Start of Data listing

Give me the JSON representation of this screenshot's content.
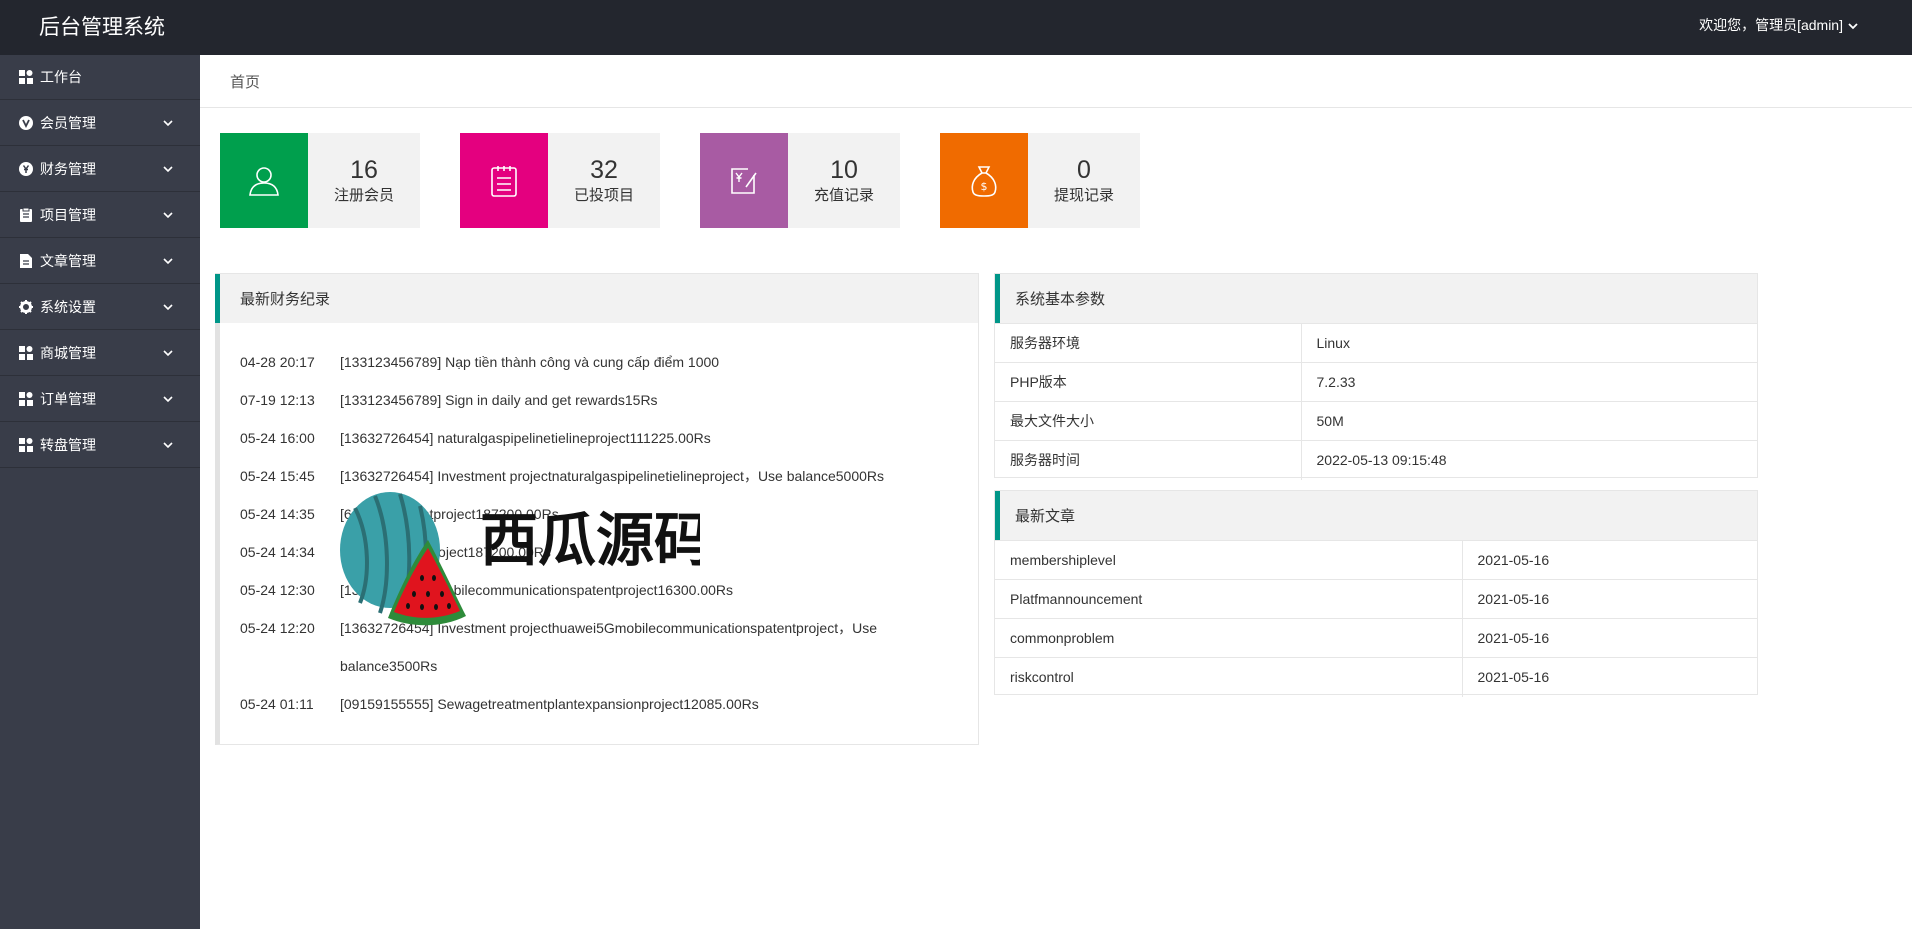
{
  "header": {
    "brand": "后台管理系统",
    "user_label": "欢迎您，管理员[admin]"
  },
  "sidebar": {
    "items": [
      {
        "label": "工作台",
        "icon": "dashboard-icon",
        "has_children": false
      },
      {
        "label": "会员管理",
        "icon": "member-icon",
        "has_children": true
      },
      {
        "label": "财务管理",
        "icon": "finance-icon",
        "has_children": true
      },
      {
        "label": "项目管理",
        "icon": "project-icon",
        "has_children": true
      },
      {
        "label": "文章管理",
        "icon": "article-icon",
        "has_children": true
      },
      {
        "label": "系统设置",
        "icon": "gear-icon",
        "has_children": true
      },
      {
        "label": "商城管理",
        "icon": "shop-icon",
        "has_children": true
      },
      {
        "label": "订单管理",
        "icon": "order-icon",
        "has_children": true
      },
      {
        "label": "转盘管理",
        "icon": "wheel-icon",
        "has_children": true
      }
    ]
  },
  "breadcrumb": "首页",
  "stats": [
    {
      "value": "16",
      "label": "注册会员",
      "color": "#009f4d",
      "icon": "user-icon"
    },
    {
      "value": "32",
      "label": "已投项目",
      "color": "#e4007f",
      "icon": "clipboard-icon"
    },
    {
      "value": "10",
      "label": "充值记录",
      "color": "#a85ba3",
      "icon": "recharge-icon"
    },
    {
      "value": "0",
      "label": "提现记录",
      "color": "#f06b00",
      "icon": "money-bag-icon"
    }
  ],
  "finance_panel": {
    "title": "最新财务纪录",
    "rows": [
      {
        "time": "04-28 20:17",
        "text": "[133123456789] Nạp tiền thành công và cung cấp điểm 1000"
      },
      {
        "time": "07-19 12:13",
        "text": "[133123456789] Sign in daily and get rewards15Rs"
      },
      {
        "time": "05-24 16:00",
        "text": "[13632726454] naturalgaspipelinetielineproject111225.00Rs"
      },
      {
        "time": "05-24 15:45",
        "text": "[13632726454] Investment projectnaturalgaspipelinetielineproject，Use balance5000Rs"
      },
      {
        "time": "05-24 14:35",
        "text": "[6          ] Powerplantproject187200.00Rs"
      },
      {
        "time": "05-24 14:34",
        "text": "[           ] Powerplantproject187200.00Rs"
      },
      {
        "time": "05-24 12:30",
        "text": "[13         ] huawei5Gmobilecommunicationspatentproject16300.00Rs"
      },
      {
        "time": "05-24 12:20",
        "text": "[13632726454] Investment projecthuawei5Gmobilecommunicationspatentproject，Use balance3500Rs"
      },
      {
        "time": "05-24 01:11",
        "text": "[09159155555] Sewagetreatmentplantexpansionproject12085.00Rs"
      }
    ]
  },
  "sys_panel": {
    "title": "系统基本参数",
    "rows": [
      {
        "key": "服务器环境",
        "value": "Linux"
      },
      {
        "key": "PHP版本",
        "value": "7.2.33"
      },
      {
        "key": "最大文件大小",
        "value": "50M"
      },
      {
        "key": "服务器时间",
        "value": "2022-05-13 09:15:48"
      }
    ]
  },
  "article_panel": {
    "title": "最新文章",
    "rows": [
      {
        "title": "membershiplevel",
        "date": "2021-05-16"
      },
      {
        "title": "Platfmannouncement",
        "date": "2021-05-16"
      },
      {
        "title": "commonproblem",
        "date": "2021-05-16"
      },
      {
        "title": "riskcontrol",
        "date": "2021-05-16"
      }
    ]
  },
  "watermark_text": "西瓜源码"
}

End of Data listing

**Given problem:**
Reproduce the records, all of them, word for word; omit the pictures.

**Response to this task:**
Give me the JSON representation of this screenshot's content.
{
  "header": {
    "brand": "后台管理系统",
    "user_label": "欢迎您，管理员[admin]"
  },
  "sidebar": {
    "items": [
      {
        "label": "工作台",
        "icon": "dashboard-icon",
        "has_children": false
      },
      {
        "label": "会员管理",
        "icon": "member-icon",
        "has_children": true
      },
      {
        "label": "财务管理",
        "icon": "finance-icon",
        "has_children": true
      },
      {
        "label": "项目管理",
        "icon": "project-icon",
        "has_children": true
      },
      {
        "label": "文章管理",
        "icon": "article-icon",
        "has_children": true
      },
      {
        "label": "系统设置",
        "icon": "gear-icon",
        "has_children": true
      },
      {
        "label": "商城管理",
        "icon": "shop-icon",
        "has_children": true
      },
      {
        "label": "订单管理",
        "icon": "order-icon",
        "has_children": true
      },
      {
        "label": "转盘管理",
        "icon": "wheel-icon",
        "has_children": true
      }
    ]
  },
  "breadcrumb": "首页",
  "stats": [
    {
      "value": "16",
      "label": "注册会员",
      "color": "#009f4d",
      "icon": "user-icon"
    },
    {
      "value": "32",
      "label": "已投项目",
      "color": "#e4007f",
      "icon": "clipboard-icon"
    },
    {
      "value": "10",
      "label": "充值记录",
      "color": "#a85ba3",
      "icon": "recharge-icon"
    },
    {
      "value": "0",
      "label": "提现记录",
      "color": "#f06b00",
      "icon": "money-bag-icon"
    }
  ],
  "finance_panel": {
    "title": "最新财务纪录",
    "rows": [
      {
        "time": "04-28 20:17",
        "text": "[133123456789] Nạp tiền thành công và cung cấp điểm 1000"
      },
      {
        "time": "07-19 12:13",
        "text": "[133123456789] Sign in daily and get rewards15Rs"
      },
      {
        "time": "05-24 16:00",
        "text": "[13632726454] naturalgaspipelinetielineproject111225.00Rs"
      },
      {
        "time": "05-24 15:45",
        "text": "[13632726454] Investment projectnaturalgaspipelinetielineproject，Use balance5000Rs"
      },
      {
        "time": "05-24 14:35",
        "text": "[6          ] Powerplantproject187200.00Rs"
      },
      {
        "time": "05-24 14:34",
        "text": "[           ] Powerplantproject187200.00Rs"
      },
      {
        "time": "05-24 12:30",
        "text": "[13         ] huawei5Gmobilecommunicationspatentproject16300.00Rs"
      },
      {
        "time": "05-24 12:20",
        "text": "[13632726454] Investment projecthuawei5Gmobilecommunicationspatentproject，Use balance3500Rs"
      },
      {
        "time": "05-24 01:11",
        "text": "[09159155555] Sewagetreatmentplantexpansionproject12085.00Rs"
      }
    ]
  },
  "sys_panel": {
    "title": "系统基本参数",
    "rows": [
      {
        "key": "服务器环境",
        "value": "Linux"
      },
      {
        "key": "PHP版本",
        "value": "7.2.33"
      },
      {
        "key": "最大文件大小",
        "value": "50M"
      },
      {
        "key": "服务器时间",
        "value": "2022-05-13 09:15:48"
      }
    ]
  },
  "article_panel": {
    "title": "最新文章",
    "rows": [
      {
        "title": "membershiplevel",
        "date": "2021-05-16"
      },
      {
        "title": "Platfmannouncement",
        "date": "2021-05-16"
      },
      {
        "title": "commonproblem",
        "date": "2021-05-16"
      },
      {
        "title": "riskcontrol",
        "date": "2021-05-16"
      }
    ]
  },
  "watermark_text": "西瓜源码"
}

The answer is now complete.